## begin Task input

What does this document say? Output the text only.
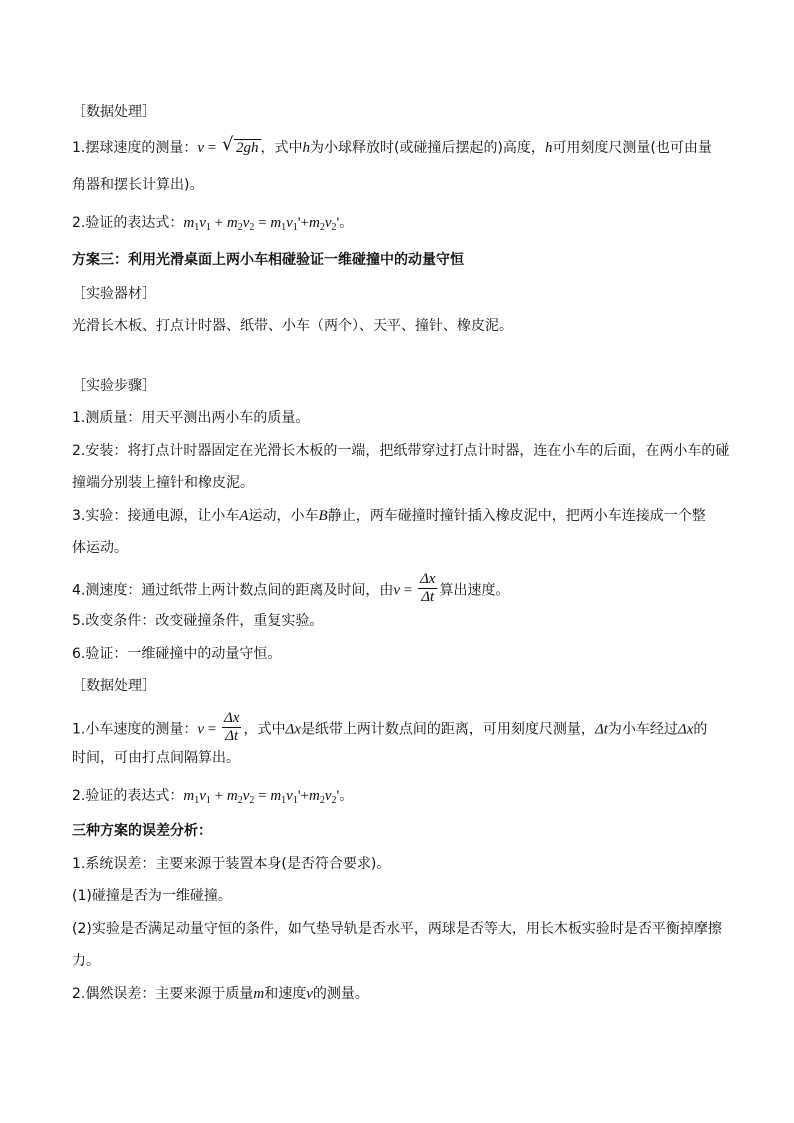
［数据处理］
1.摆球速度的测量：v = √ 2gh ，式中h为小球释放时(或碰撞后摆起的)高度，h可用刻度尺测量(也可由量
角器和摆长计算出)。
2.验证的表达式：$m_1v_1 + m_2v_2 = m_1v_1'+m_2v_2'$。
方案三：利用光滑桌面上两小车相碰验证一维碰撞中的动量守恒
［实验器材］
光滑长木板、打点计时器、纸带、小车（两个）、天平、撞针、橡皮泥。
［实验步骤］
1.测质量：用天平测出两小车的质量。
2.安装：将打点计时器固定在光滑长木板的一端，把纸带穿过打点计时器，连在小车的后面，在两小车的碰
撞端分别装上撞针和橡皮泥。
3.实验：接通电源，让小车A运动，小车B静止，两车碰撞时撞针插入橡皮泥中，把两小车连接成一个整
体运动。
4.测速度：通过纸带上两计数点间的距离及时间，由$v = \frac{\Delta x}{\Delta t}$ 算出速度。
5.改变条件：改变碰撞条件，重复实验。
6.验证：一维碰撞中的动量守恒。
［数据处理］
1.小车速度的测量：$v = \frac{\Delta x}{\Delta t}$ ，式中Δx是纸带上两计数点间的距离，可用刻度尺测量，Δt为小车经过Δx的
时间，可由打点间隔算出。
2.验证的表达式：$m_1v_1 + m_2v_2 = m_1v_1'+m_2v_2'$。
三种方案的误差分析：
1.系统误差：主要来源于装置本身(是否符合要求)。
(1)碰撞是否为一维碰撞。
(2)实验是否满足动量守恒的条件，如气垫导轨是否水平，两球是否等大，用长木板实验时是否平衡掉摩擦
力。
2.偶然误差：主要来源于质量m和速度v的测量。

## end Task input
## begin Task input

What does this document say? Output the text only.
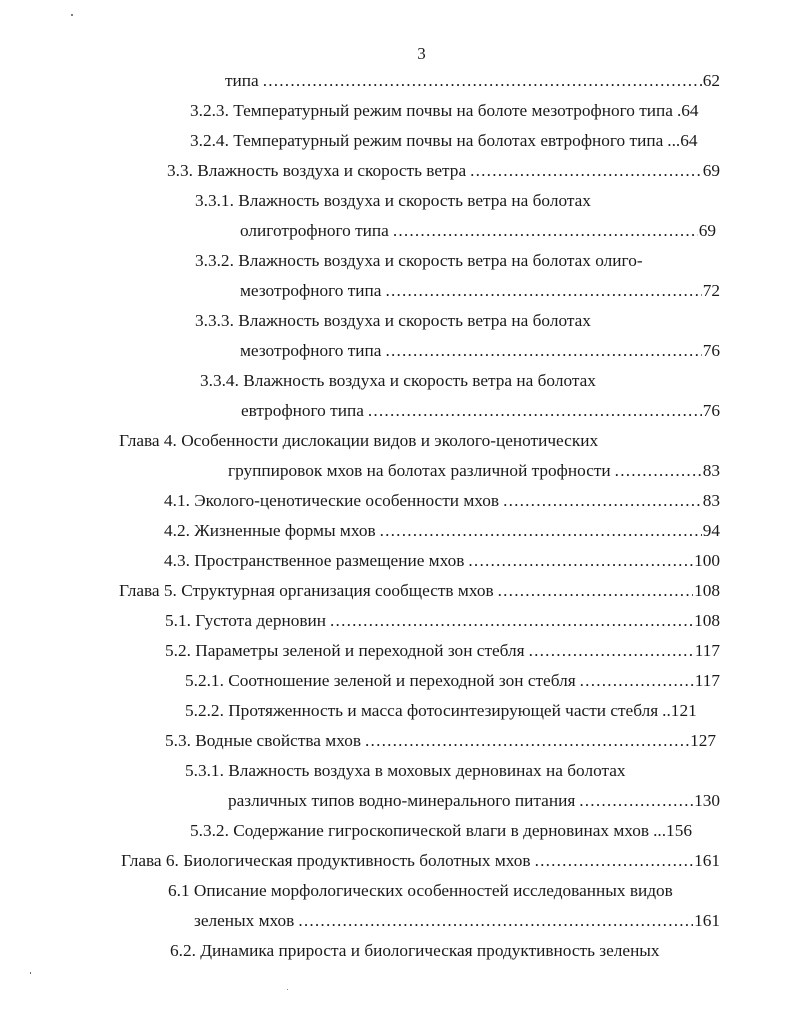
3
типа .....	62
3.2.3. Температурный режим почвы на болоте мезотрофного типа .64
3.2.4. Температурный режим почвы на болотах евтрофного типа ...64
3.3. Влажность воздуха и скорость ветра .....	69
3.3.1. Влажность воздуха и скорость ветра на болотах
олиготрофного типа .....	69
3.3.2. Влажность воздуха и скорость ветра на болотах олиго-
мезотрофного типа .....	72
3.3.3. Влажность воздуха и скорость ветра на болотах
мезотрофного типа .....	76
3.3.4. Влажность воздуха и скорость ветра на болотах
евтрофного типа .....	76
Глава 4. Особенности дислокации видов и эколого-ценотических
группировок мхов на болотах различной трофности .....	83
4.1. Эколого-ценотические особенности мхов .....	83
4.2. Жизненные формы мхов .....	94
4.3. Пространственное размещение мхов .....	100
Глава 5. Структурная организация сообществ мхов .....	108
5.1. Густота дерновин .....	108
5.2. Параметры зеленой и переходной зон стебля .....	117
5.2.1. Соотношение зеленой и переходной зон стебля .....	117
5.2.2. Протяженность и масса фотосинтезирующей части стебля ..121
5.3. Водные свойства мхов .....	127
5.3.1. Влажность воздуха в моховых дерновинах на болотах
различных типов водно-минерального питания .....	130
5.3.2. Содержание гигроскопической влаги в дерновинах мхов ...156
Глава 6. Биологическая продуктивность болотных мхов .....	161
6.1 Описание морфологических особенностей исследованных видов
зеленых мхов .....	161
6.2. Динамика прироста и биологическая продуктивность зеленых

## end Task input

Short problem - Every line that holds the string "дерновинах" should be returned.

Exercise solution -
5.3.1. Влажность воздуха в моховых дерновинах на болотах
5.3.2. Содержание гигроскопической влаги в дерновинах мхов ...156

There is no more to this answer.